TASK TO COMPLETE: Write out all the entries word for word and omit any pictures.

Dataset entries
----

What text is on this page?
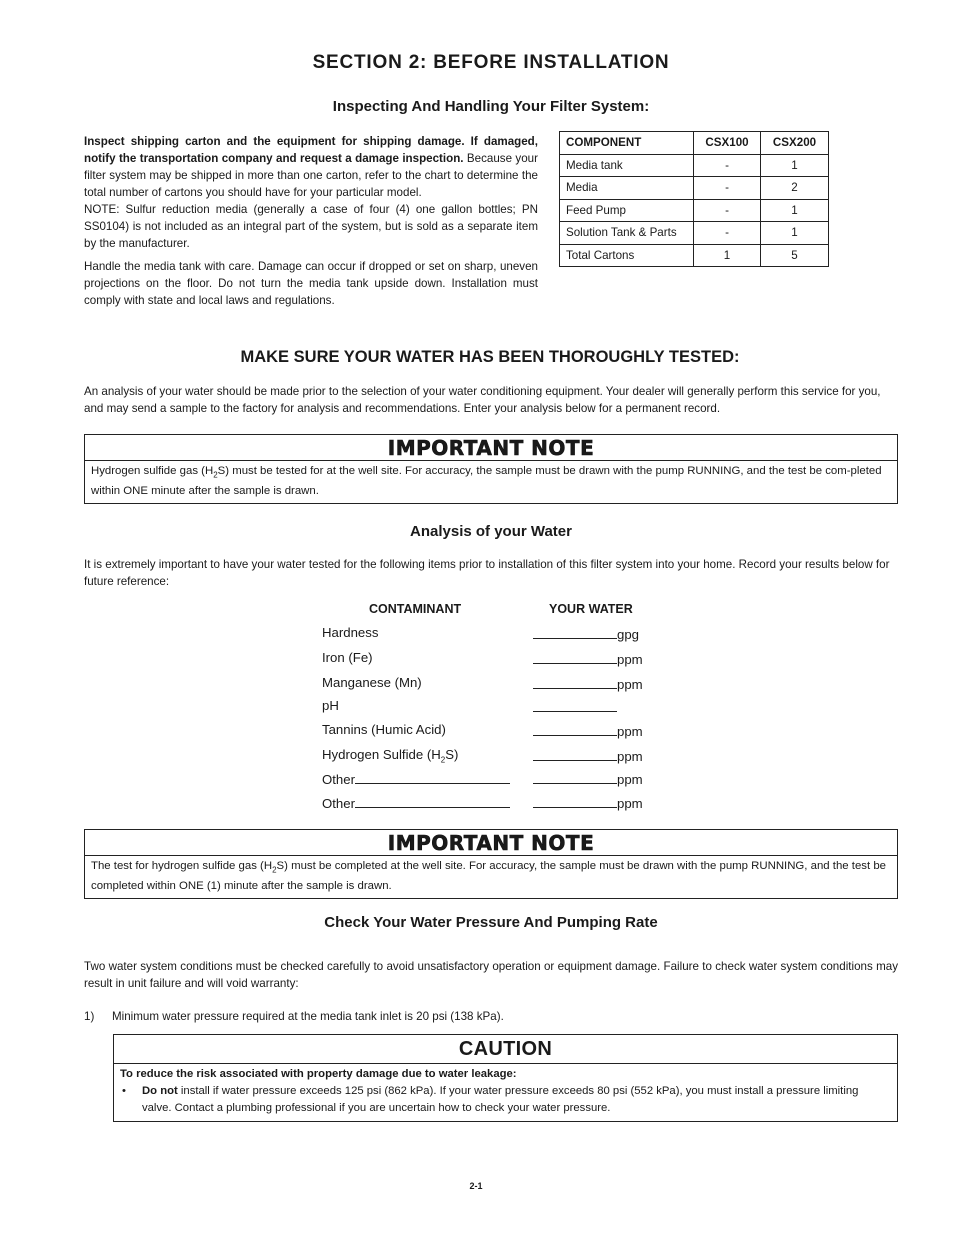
SECTION 2: BEFORE INSTALLATION
Inspecting And Handling Your Filter System:
Inspect shipping carton and the equipment for shipping damage. If damaged, notify the transportation company and request a damage inspection. Because your filter system may be shipped in more than one carton, refer to the chart to determine the total number of cartons you should have for your particular model.
NOTE: Sulfur reduction media (generally a case of four (4) one gallon bottles; PN SS0104) is not included as an integral part of the system, but is sold as a separate item by the manufacturer.
Handle the media tank with care. Damage can occur if dropped or set on sharp, uneven projections on the floor. Do not turn the media tank upside down. Installation must comply with state and local laws and regulations.
COMPONENT	CSX100	CSX200
Media tank	-	1
Media	-	2
Feed Pump	-	1
Solution Tank & Parts	-	1
Total Cartons	1	5
MAKE SURE YOUR WATER HAS BEEN THOROUGHLY TESTED:
An analysis of your water should be made prior to the selection of your water conditioning equipment. Your dealer will generally perform this service for you, and may send a sample to the factory for analysis and recommendations. Enter your analysis below for a permanent record.
IMPORTANT NOTE
Hydrogen sulfide gas $(H_2S)$ must be tested for at the well site. For accuracy, the sample must be drawn with the pump RUNNING, and the test be com-pleted within ONE minute after the sample is drawn.
Analysis of your Water
It is extremely important to have your water tested for the following items prior to installation of this filter system into your home. Record your results below for future reference:
CONTAMINANT	YOUR WATER
Hardness	gpg
Iron (Fe)	ppm
Manganese (Mn)	ppm
pH
Tannins (Humic Acid)	ppm
Hydrogen Sulfide $(H_2S)$	ppm
Other	ppm
Other	ppm
IMPORTANT NOTE
The test for hydrogen sulfide gas $(H_2S)$ must be completed at the well site. For accuracy, the sample must be drawn with the pump RUNNING, and the test be completed within ONE (1) minute after the sample is drawn.
Check Your Water Pressure And Pumping Rate
Two water system conditions must be checked carefully to avoid unsatisfactory operation or equipment damage. Failure to check water system conditions may result in unit failure and will void warranty:
1) Minimum water pressure required at the media tank inlet is 20 psi (138 kPa).
CAUTION
To reduce the risk associated with property damage due to water leakage:
•	Do not install if water pressure exceeds 125 psi (862 kPa). If your water pressure exceeds 80 psi (552 kPa), you must install a pressure limiting valve. Contact a plumbing professional if you are uncertain how to check your water pressure.
2-1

----

EXERCISE RESULT:
What text is on this page?
SECTION 2: BEFORE INSTALLATION
Inspecting And Handling Your Filter System:
Inspect shipping carton and the equipment for shipping damage. If damaged, notify the transportation company and request a damage inspection. Because your filter system may be shipped in more than one carton, refer to the chart to determine the total number of cartons you should have for your particular model.
NOTE: Sulfur reduction media (generally a case of four (4) one gallon bottles; PN SS0104) is not included as an integral part of the system, but is sold as a separate item by the manufacturer.
Handle the media tank with care. Damage can occur if dropped or set on sharp, uneven projections on the floor. Do not turn the media tank upside down. Installation must comply with state and local laws and regulations.
COMPONENT	CSX100	CSX200
Media tank	-	1
Media	-	2
Feed Pump	-	1
Solution Tank & Parts	-	1
Total Cartons	1	5
MAKE SURE YOUR WATER HAS BEEN THOROUGHLY TESTED:
An analysis of your water should be made prior to the selection of your water conditioning equipment. Your dealer will generally perform this service for you, and may send a sample to the factory for analysis and recommendations. Enter your analysis below for a permanent record.
IMPORTANT NOTE
Hydrogen sulfide gas $(H_2S)$ must be tested for at the well site. For accuracy, the sample must be drawn with the pump RUNNING, and the test be com-pleted within ONE minute after the sample is drawn.
Analysis of your Water
It is extremely important to have your water tested for the following items prior to installation of this filter system into your home. Record your results below for future reference:
CONTAMINANT	YOUR WATER
Hardness	gpg
Iron (Fe)	ppm
Manganese (Mn)	ppm
pH
Tannins (Humic Acid)	ppm
Hydrogen Sulfide $(H_2S)$	ppm
Other	ppm
Other	ppm
IMPORTANT NOTE
The test for hydrogen sulfide gas $(H_2S)$ must be completed at the well site. For accuracy, the sample must be drawn with the pump RUNNING, and the test be completed within ONE (1) minute after the sample is drawn.
Check Your Water Pressure And Pumping Rate
Two water system conditions must be checked carefully to avoid unsatisfactory operation or equipment damage. Failure to check water system conditions may result in unit failure and will void warranty:
1) Minimum water pressure required at the media tank inlet is 20 psi (138 kPa).
CAUTION
To reduce the risk associated with property damage due to water leakage:
•	Do not install if water pressure exceeds 125 psi (862 kPa). If your water pressure exceeds 80 psi (552 kPa), you must install a pressure limiting valve. Contact a plumbing professional if you are uncertain how to check your water pressure.
2-1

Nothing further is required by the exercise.